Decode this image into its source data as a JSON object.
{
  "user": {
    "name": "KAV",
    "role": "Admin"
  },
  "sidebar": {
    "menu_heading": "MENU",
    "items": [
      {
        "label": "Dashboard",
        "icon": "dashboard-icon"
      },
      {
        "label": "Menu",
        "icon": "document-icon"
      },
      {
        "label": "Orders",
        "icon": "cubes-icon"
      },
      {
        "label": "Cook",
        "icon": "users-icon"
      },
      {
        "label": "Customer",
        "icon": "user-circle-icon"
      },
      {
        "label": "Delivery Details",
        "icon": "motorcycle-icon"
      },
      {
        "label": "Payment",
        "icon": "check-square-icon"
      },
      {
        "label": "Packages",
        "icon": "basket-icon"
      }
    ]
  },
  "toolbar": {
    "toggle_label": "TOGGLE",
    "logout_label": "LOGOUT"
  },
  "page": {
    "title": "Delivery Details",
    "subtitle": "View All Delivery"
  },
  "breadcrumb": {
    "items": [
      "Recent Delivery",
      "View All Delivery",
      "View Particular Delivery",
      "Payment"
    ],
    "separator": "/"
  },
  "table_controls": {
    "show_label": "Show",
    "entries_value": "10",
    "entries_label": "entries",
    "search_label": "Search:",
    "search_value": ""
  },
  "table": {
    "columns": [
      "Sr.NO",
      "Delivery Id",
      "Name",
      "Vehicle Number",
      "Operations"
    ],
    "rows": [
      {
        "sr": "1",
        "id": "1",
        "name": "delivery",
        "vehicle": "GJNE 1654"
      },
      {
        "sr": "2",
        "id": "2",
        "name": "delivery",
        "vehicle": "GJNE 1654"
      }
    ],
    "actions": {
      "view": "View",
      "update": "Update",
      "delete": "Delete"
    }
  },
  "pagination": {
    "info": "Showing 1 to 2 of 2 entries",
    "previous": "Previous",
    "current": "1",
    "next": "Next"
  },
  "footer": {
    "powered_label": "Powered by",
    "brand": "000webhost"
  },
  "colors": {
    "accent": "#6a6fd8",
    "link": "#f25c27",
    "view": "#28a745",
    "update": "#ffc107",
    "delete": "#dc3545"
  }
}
● ● ● ● ●
GOAL
Please output the complete data exactly.

EXPECTED ANSWER
Decode this image into its source data as a JSON object.
{
  "user": {
    "name": "KAV",
    "role": "Admin"
  },
  "sidebar": {
    "menu_heading": "MENU",
    "items": [
      {
        "label": "Dashboard",
        "icon": "dashboard-icon"
      },
      {
        "label": "Menu",
        "icon": "document-icon"
      },
      {
        "label": "Orders",
        "icon": "cubes-icon"
      },
      {
        "label": "Cook",
        "icon": "users-icon"
      },
      {
        "label": "Customer",
        "icon": "user-circle-icon"
      },
      {
        "label": "Delivery Details",
        "icon": "motorcycle-icon"
      },
      {
        "label": "Payment",
        "icon": "check-square-icon"
      },
      {
        "label": "Packages",
        "icon": "basket-icon"
      }
    ]
  },
  "toolbar": {
    "toggle_label": "TOGGLE",
    "logout_label": "LOGOUT"
  },
  "page": {
    "title": "Delivery Details",
    "subtitle": "View All Delivery"
  },
  "breadcrumb": {
    "items": [
      "Recent Delivery",
      "View All Delivery",
      "View Particular Delivery",
      "Payment"
    ],
    "separator": "/"
  },
  "table_controls": {
    "show_label": "Show",
    "entries_value": "10",
    "entries_label": "entries",
    "search_label": "Search:",
    "search_value": ""
  },
  "table": {
    "columns": [
      "Sr.NO",
      "Delivery Id",
      "Name",
      "Vehicle Number",
      "Operations"
    ],
    "rows": [
      {
        "sr": "1",
        "id": "1",
        "name": "delivery",
        "vehicle": "GJNE 1654"
      },
      {
        "sr": "2",
        "id": "2",
        "name": "delivery",
        "vehicle": "GJNE 1654"
      }
    ],
    "actions": {
      "view": "View",
      "update": "Update",
      "delete": "Delete"
    }
  },
  "pagination": {
    "info": "Showing 1 to 2 of 2 entries",
    "previous": "Previous",
    "current": "1",
    "next": "Next"
  },
  "footer": {
    "powered_label": "Powered by",
    "brand": "000webhost"
  },
  "colors": {
    "accent": "#6a6fd8",
    "link": "#f25c27",
    "view": "#28a745",
    "update": "#ffc107",
    "delete": "#dc3545"
  }
}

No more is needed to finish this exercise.